▸ **Exercise text**:
────────────────────────────────────────
Preso1 dynamically regulates group I metabotropic glutamate receptors.
Group I metabotropic glutamate receptors (mGluRs), including mGluR1 and mGluR5, are G protein–coupled receptors (GPCRs) that are expressed at excitatory synapses in brain and spinal cord. GPCRs are often negatively regulated by specific G protein–coupled receptor kinases and subsequent binding of arrestin-like molecules. Here we demonstrate an alternative mechanism in which group I mGluRs are negatively regulated by proline-directed kinases that phosphorylate the binding site for the adaptor protein Homer, and thereby enhance mGluR–Homer binding to reduce signaling. This mechanism is dependent on a multidomain scaffolding protein, Preso1, that binds mGluR, Homer and proline-directed kinases and that is required for their phosphorylation of mGluR at the Homer binding site. Genetic ablation of Preso1 prevents dynamic phosphorylation of mGluR5, and Preso1(−/−) mice exhibit sustained, mGluR5-dependent inflammatory pain that is linked to enhanced mGluR signaling. Preso1 creates a microdomain for proline-directed kinases with broad substrate specificity to phosphorylate mGluR and to mediate negative regulation.
────────────────────────────────────────
▸ **The data**:
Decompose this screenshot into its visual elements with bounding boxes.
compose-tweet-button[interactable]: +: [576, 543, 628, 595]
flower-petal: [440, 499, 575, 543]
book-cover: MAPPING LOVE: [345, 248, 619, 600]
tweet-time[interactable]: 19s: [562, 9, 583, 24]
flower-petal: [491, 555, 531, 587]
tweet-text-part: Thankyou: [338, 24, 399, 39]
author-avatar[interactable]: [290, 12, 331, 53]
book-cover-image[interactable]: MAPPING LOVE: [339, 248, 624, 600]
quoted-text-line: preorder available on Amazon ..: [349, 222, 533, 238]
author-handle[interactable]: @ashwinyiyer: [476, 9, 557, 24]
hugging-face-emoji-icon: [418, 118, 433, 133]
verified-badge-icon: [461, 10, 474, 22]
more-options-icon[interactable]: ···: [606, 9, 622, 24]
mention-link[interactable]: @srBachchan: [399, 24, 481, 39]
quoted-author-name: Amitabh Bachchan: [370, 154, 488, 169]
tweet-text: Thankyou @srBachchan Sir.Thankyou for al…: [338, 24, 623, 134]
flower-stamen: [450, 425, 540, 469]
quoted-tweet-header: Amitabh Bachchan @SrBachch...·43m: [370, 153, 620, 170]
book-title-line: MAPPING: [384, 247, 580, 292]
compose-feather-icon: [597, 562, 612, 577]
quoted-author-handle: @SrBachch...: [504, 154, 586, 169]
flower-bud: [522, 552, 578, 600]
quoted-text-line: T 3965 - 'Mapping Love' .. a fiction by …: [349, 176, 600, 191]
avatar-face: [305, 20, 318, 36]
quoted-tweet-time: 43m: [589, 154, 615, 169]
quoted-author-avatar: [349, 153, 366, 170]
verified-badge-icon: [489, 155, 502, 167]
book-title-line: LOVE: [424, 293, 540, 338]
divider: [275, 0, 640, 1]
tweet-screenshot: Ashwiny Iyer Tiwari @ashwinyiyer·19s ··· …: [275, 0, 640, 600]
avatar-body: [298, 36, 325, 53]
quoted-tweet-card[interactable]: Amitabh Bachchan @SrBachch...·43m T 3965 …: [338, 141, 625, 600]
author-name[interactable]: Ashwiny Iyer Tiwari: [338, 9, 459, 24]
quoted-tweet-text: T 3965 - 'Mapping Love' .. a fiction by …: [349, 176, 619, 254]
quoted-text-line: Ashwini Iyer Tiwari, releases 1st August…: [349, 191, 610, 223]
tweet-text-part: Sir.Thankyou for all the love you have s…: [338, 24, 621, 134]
────────────────────────────────────────
List every binding partner of Preso1 that the Preso1 text names.

mGluR, Homer, proline-directed kinases